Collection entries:
_ _ _ _ _
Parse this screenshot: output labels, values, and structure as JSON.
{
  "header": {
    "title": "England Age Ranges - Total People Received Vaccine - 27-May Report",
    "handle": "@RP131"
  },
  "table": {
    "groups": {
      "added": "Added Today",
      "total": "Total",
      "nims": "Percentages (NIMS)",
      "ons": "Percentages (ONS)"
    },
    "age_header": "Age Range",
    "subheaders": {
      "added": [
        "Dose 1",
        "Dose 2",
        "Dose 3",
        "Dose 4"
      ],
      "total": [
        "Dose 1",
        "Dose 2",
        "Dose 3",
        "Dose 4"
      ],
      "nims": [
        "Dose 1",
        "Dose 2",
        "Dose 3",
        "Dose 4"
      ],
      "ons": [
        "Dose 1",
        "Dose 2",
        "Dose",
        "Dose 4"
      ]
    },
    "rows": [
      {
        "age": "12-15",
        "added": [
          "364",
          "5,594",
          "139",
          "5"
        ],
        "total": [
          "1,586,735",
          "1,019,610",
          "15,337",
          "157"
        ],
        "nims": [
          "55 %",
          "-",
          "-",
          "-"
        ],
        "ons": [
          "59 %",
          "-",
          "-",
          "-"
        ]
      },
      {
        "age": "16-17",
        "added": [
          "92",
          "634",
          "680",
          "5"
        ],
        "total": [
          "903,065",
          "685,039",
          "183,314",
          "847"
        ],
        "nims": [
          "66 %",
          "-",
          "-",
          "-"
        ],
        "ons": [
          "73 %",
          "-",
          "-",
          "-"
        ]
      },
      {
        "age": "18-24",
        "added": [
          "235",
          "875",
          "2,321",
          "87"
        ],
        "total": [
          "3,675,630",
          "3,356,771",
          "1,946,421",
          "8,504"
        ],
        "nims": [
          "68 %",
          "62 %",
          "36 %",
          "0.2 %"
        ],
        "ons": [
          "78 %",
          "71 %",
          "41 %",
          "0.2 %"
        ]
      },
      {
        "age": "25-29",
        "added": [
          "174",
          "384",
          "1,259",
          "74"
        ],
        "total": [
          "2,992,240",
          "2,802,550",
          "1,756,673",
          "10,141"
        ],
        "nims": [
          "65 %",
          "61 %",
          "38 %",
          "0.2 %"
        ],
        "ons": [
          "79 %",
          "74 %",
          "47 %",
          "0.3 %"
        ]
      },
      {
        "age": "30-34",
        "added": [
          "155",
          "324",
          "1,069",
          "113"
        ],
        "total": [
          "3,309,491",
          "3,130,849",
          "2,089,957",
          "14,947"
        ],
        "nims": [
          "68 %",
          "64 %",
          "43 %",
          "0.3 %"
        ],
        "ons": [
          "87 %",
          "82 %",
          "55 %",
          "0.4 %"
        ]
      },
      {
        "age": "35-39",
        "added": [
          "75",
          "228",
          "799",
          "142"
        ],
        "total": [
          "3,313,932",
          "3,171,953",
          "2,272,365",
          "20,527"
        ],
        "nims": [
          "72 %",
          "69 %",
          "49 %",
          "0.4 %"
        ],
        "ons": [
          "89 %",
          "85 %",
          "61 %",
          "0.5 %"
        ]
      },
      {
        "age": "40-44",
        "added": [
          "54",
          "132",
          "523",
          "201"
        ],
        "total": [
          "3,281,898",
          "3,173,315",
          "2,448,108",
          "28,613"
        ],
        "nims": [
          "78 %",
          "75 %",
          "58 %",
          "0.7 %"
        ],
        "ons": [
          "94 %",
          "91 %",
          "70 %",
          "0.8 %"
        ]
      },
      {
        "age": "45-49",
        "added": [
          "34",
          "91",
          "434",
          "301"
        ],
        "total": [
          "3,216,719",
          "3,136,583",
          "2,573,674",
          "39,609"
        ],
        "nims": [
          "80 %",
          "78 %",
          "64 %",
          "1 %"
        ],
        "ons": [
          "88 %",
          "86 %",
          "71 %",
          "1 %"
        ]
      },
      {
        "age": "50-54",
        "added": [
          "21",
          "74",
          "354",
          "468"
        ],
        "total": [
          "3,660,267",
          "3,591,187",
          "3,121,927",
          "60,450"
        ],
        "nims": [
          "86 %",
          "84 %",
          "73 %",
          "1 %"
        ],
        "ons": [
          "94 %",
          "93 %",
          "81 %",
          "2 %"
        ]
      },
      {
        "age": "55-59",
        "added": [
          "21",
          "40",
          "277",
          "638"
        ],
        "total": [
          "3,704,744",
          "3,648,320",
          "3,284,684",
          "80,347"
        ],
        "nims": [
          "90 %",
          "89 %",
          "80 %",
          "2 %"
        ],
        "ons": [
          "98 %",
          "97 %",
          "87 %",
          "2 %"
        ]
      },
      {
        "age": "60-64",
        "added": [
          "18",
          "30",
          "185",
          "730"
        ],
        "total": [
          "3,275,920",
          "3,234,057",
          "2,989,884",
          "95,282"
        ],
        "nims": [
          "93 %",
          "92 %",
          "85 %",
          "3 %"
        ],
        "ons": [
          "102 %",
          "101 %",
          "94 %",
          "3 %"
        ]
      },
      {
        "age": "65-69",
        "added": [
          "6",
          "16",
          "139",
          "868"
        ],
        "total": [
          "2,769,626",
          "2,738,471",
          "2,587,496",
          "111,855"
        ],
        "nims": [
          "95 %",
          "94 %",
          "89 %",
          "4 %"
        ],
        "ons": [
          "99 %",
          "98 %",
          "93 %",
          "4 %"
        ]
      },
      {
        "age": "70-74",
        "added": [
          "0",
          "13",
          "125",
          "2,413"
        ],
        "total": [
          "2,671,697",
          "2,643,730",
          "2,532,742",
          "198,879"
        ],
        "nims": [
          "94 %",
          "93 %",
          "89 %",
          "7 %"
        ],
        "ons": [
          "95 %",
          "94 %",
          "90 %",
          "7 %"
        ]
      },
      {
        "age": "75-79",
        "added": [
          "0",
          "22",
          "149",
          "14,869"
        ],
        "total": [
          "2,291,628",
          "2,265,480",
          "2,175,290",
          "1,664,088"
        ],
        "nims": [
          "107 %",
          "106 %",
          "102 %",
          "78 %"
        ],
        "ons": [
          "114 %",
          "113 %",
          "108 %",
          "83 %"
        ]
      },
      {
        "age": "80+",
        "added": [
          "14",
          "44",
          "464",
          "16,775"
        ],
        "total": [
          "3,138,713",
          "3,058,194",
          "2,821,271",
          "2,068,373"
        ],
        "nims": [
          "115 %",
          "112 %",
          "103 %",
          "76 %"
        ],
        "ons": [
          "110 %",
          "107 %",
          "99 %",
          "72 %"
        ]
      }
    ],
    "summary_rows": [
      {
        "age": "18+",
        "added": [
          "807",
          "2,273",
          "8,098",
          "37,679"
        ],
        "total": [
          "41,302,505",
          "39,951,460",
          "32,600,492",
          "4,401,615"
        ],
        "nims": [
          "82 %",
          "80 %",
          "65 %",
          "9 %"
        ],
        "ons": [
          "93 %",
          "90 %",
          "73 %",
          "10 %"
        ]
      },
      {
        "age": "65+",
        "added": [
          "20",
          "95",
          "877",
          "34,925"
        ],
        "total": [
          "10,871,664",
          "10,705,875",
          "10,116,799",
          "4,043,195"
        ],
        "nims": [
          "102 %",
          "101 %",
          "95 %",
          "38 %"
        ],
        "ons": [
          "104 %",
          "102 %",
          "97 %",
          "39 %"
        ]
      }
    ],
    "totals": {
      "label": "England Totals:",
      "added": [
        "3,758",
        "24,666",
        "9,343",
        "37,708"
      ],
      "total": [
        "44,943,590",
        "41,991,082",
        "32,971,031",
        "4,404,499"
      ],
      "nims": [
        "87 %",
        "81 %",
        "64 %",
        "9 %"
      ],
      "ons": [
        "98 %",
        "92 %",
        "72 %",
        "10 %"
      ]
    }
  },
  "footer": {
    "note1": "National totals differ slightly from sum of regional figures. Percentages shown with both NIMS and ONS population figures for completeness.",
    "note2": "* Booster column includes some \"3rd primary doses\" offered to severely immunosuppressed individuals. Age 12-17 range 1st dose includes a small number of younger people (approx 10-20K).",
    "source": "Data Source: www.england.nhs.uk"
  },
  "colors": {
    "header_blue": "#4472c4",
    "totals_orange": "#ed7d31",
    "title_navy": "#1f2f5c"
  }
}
_ _ _ _ _
Written exercise: Return all the lines that contain the string "Percentages".

Result of this task:
      "nims": "Percentages (NIMS)",
      "ons": "Percentages (ONS)"
    "note1": "National totals differ slightly from sum of regional figures. Percentages shown with both NIMS and ONS population figures for completeness.",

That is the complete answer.